(Records contained in a dataset)
▶
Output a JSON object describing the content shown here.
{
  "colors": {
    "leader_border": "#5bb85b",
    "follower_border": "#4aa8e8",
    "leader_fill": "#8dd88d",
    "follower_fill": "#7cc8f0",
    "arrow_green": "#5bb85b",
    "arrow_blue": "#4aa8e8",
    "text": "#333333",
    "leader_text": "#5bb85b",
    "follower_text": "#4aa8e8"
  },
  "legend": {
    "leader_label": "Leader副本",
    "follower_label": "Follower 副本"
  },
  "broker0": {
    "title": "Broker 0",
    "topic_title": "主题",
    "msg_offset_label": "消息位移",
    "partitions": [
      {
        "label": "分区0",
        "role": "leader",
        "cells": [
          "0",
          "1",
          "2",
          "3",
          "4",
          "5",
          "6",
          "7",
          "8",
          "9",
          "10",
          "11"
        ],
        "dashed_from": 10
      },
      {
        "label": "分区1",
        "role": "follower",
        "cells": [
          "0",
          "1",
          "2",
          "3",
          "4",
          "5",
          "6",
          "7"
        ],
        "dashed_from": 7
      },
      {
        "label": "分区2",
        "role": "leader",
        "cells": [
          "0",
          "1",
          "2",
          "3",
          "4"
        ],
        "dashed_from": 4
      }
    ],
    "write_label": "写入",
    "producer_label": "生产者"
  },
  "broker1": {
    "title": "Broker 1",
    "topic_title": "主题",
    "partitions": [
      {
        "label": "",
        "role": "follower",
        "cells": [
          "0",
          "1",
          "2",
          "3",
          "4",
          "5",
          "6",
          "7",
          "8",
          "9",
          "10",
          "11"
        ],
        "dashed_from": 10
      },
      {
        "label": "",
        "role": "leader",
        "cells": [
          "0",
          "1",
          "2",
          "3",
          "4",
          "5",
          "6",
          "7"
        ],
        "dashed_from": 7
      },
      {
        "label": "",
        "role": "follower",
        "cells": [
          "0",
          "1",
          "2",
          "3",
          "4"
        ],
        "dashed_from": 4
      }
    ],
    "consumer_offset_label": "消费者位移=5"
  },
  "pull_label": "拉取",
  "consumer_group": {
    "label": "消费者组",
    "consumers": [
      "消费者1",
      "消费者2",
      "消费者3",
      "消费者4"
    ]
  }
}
◀
- [WHAT IS REQUIRED] Copy out the whole listing exactly.

- [ANSWER FOR THE TASK]
Output a JSON object describing the content shown here.
{
  "colors": {
    "leader_border": "#5bb85b",
    "follower_border": "#4aa8e8",
    "leader_fill": "#8dd88d",
    "follower_fill": "#7cc8f0",
    "arrow_green": "#5bb85b",
    "arrow_blue": "#4aa8e8",
    "text": "#333333",
    "leader_text": "#5bb85b",
    "follower_text": "#4aa8e8"
  },
  "legend": {
    "leader_label": "Leader副本",
    "follower_label": "Follower 副本"
  },
  "broker0": {
    "title": "Broker 0",
    "topic_title": "主题",
    "msg_offset_label": "消息位移",
    "partitions": [
      {
        "label": "分区0",
        "role": "leader",
        "cells": [
          "0",
          "1",
          "2",
          "3",
          "4",
          "5",
          "6",
          "7",
          "8",
          "9",
          "10",
          "11"
        ],
        "dashed_from": 10
      },
      {
        "label": "分区1",
        "role": "follower",
        "cells": [
          "0",
          "1",
          "2",
          "3",
          "4",
          "5",
          "6",
          "7"
        ],
        "dashed_from": 7
      },
      {
        "label": "分区2",
        "role": "leader",
        "cells": [
          "0",
          "1",
          "2",
          "3",
          "4"
        ],
        "dashed_from": 4
      }
    ],
    "write_label": "写入",
    "producer_label": "生产者"
  },
  "broker1": {
    "title": "Broker 1",
    "topic_title": "主题",
    "partitions": [
      {
        "label": "",
        "role": "follower",
        "cells": [
          "0",
          "1",
          "2",
          "3",
          "4",
          "5",
          "6",
          "7",
          "8",
          "9",
          "10",
          "11"
        ],
        "dashed_from": 10
      },
      {
        "label": "",
        "role": "leader",
        "cells": [
          "0",
          "1",
          "2",
          "3",
          "4",
          "5",
          "6",
          "7"
        ],
        "dashed_from": 7
      },
      {
        "label": "",
        "role": "follower",
        "cells": [
          "0",
          "1",
          "2",
          "3",
          "4"
        ],
        "dashed_from": 4
      }
    ],
    "consumer_offset_label": "消费者位移=5"
  },
  "pull_label": "拉取",
  "consumer_group": {
    "label": "消费者组",
    "consumers": [
      "消费者1",
      "消费者2",
      "消费者3",
      "消费者4"
    ]
  }
}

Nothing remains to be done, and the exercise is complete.